● **To do**: Beginning with the line that holds "What's the underlying", set down each line of the data below through the very last, exactly as given, and nothing beyond that.

++++ The records

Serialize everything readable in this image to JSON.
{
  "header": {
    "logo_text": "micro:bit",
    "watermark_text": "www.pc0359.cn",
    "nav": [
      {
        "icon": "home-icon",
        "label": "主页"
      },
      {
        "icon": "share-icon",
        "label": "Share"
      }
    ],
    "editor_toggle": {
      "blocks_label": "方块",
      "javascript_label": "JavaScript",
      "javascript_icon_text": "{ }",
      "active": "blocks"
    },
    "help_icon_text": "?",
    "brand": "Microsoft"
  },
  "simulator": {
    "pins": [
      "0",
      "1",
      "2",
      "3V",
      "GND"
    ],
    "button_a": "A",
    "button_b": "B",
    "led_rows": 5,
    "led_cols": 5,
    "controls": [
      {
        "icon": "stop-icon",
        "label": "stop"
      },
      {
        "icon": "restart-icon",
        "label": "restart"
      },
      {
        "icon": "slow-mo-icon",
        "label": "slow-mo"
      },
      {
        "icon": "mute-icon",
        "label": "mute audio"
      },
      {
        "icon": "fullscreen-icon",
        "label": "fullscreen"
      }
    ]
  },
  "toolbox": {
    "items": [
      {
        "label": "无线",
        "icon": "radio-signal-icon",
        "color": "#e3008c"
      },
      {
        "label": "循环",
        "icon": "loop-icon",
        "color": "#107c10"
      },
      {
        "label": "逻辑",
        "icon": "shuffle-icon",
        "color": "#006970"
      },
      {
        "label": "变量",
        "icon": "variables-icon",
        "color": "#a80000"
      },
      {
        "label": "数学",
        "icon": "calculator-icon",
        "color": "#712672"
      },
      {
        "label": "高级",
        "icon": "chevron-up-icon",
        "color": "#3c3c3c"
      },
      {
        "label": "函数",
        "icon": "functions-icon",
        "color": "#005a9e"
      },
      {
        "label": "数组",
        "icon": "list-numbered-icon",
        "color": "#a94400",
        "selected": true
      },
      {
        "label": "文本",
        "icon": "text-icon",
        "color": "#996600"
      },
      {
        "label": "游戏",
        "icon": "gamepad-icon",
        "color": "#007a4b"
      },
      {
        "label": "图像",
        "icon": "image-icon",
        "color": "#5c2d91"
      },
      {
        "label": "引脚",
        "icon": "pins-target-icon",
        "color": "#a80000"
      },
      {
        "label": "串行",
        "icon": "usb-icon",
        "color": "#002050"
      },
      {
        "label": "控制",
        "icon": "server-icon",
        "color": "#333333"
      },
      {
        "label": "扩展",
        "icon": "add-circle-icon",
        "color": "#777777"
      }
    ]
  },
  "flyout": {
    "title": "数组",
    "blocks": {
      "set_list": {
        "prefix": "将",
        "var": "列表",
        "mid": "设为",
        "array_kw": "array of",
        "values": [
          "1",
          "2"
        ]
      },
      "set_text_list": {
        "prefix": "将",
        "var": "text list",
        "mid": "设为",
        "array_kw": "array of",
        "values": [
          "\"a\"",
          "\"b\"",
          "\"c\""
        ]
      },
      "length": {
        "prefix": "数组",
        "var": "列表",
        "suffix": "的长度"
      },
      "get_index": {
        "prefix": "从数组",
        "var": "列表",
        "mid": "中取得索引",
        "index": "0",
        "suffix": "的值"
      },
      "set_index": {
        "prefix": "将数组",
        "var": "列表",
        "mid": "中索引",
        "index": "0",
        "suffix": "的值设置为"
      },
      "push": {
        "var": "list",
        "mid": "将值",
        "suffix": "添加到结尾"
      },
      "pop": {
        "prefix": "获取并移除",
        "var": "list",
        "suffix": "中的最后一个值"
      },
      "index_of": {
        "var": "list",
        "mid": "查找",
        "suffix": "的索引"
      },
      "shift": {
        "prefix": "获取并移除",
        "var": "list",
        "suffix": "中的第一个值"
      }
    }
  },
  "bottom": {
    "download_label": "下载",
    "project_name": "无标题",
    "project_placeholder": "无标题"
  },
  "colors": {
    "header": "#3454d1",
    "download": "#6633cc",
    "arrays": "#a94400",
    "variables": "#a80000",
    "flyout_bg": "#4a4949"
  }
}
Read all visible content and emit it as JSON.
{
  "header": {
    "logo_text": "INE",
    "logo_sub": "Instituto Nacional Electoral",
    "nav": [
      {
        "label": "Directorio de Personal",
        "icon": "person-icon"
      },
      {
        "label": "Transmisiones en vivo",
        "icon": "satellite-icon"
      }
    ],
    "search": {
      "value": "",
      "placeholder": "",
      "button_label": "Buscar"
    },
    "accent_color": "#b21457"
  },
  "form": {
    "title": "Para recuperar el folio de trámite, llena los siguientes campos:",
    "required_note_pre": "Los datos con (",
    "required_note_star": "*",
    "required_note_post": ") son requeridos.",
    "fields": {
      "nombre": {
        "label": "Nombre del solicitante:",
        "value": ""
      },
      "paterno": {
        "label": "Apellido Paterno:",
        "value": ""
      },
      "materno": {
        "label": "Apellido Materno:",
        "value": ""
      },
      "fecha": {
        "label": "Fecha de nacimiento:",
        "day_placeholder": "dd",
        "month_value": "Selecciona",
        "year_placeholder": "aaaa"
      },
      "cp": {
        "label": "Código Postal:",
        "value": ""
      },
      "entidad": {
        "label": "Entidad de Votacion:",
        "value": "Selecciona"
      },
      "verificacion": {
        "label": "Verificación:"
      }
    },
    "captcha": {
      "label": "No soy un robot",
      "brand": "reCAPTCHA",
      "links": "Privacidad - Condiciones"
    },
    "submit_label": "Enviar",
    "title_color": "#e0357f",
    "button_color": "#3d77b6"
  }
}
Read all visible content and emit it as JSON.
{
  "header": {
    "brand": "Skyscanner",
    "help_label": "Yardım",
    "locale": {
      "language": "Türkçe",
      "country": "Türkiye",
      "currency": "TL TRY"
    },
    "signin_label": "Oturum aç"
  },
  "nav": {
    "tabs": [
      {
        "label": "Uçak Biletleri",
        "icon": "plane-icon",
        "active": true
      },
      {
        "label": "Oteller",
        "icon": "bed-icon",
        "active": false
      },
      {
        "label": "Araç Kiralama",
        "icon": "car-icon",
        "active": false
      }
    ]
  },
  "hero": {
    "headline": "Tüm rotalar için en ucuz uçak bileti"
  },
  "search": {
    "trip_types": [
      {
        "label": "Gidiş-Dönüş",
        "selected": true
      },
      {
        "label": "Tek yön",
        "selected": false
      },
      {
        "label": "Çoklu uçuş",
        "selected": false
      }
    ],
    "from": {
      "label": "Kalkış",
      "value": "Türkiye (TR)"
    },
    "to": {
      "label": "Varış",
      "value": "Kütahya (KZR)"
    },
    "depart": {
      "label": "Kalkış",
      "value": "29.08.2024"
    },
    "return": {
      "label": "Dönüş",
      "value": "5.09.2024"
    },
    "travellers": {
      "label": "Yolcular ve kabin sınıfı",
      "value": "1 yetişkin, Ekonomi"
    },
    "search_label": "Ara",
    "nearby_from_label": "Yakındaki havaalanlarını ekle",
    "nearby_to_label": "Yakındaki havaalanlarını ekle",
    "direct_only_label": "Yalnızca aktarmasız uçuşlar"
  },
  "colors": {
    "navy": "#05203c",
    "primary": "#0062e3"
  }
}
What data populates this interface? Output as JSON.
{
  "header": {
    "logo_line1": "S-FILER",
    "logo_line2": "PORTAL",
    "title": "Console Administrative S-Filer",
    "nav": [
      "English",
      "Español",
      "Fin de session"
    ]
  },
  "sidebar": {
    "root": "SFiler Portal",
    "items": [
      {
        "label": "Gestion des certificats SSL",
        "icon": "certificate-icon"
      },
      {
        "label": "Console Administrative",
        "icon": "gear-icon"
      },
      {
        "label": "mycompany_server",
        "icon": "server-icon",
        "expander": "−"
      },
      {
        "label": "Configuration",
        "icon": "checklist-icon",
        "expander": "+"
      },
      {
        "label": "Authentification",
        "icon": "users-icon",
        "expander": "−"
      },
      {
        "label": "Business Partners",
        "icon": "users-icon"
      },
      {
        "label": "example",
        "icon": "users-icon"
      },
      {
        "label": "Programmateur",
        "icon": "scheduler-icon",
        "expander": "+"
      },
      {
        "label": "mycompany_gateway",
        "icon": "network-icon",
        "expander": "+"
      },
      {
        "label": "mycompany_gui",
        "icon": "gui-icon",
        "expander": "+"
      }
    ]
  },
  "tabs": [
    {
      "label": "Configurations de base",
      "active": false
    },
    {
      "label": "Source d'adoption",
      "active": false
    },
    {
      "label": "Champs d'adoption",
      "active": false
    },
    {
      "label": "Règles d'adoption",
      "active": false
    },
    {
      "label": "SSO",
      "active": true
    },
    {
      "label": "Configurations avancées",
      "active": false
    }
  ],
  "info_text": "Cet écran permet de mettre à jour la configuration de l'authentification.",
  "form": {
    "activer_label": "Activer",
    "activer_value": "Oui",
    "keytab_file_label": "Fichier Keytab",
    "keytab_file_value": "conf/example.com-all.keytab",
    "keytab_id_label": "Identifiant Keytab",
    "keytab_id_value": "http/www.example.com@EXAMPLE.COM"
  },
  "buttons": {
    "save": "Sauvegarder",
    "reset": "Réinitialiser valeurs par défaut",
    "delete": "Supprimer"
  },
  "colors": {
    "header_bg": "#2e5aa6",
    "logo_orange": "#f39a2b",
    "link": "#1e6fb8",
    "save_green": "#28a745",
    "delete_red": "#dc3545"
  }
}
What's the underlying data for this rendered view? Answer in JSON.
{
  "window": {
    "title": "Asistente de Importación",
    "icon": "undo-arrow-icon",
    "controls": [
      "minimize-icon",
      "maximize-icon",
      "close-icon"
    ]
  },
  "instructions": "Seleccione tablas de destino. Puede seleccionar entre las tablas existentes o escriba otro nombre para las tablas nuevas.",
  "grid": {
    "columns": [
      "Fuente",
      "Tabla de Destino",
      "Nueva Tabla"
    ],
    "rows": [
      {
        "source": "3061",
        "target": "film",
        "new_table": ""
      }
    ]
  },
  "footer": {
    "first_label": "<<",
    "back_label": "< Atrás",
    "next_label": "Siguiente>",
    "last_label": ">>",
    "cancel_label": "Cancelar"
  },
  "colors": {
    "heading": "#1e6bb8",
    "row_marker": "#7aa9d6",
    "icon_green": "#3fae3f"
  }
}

++++++++

● **Problem solution**:
What's the underlying data for this rendered view? Answer in JSON.
{
  "window": {
    "title": "Asistente de Importación",
    "icon": "undo-arrow-icon",
    "controls": [
      "minimize-icon",
      "maximize-icon",
      "close-icon"
    ]
  },
  "instructions": "Seleccione tablas de destino. Puede seleccionar entre las tablas existentes o escriba otro nombre para las tablas nuevas.",
  "grid": {
    "columns": [
      "Fuente",
      "Tabla de Destino",
      "Nueva Tabla"
    ],
    "rows": [
      {
        "source": "3061",
        "target": "film",
        "new_table": ""
      }
    ]
  },
  "footer": {
    "first_label": "<<",
    "back_label": "< Atrás",
    "next_label": "Siguiente>",
    "last_label": ">>",
    "cancel_label": "Cancelar"
  },
  "colors": {
    "heading": "#1e6bb8",
    "row_marker": "#7aa9d6",
    "icon_green": "#3fae3f"
  }
}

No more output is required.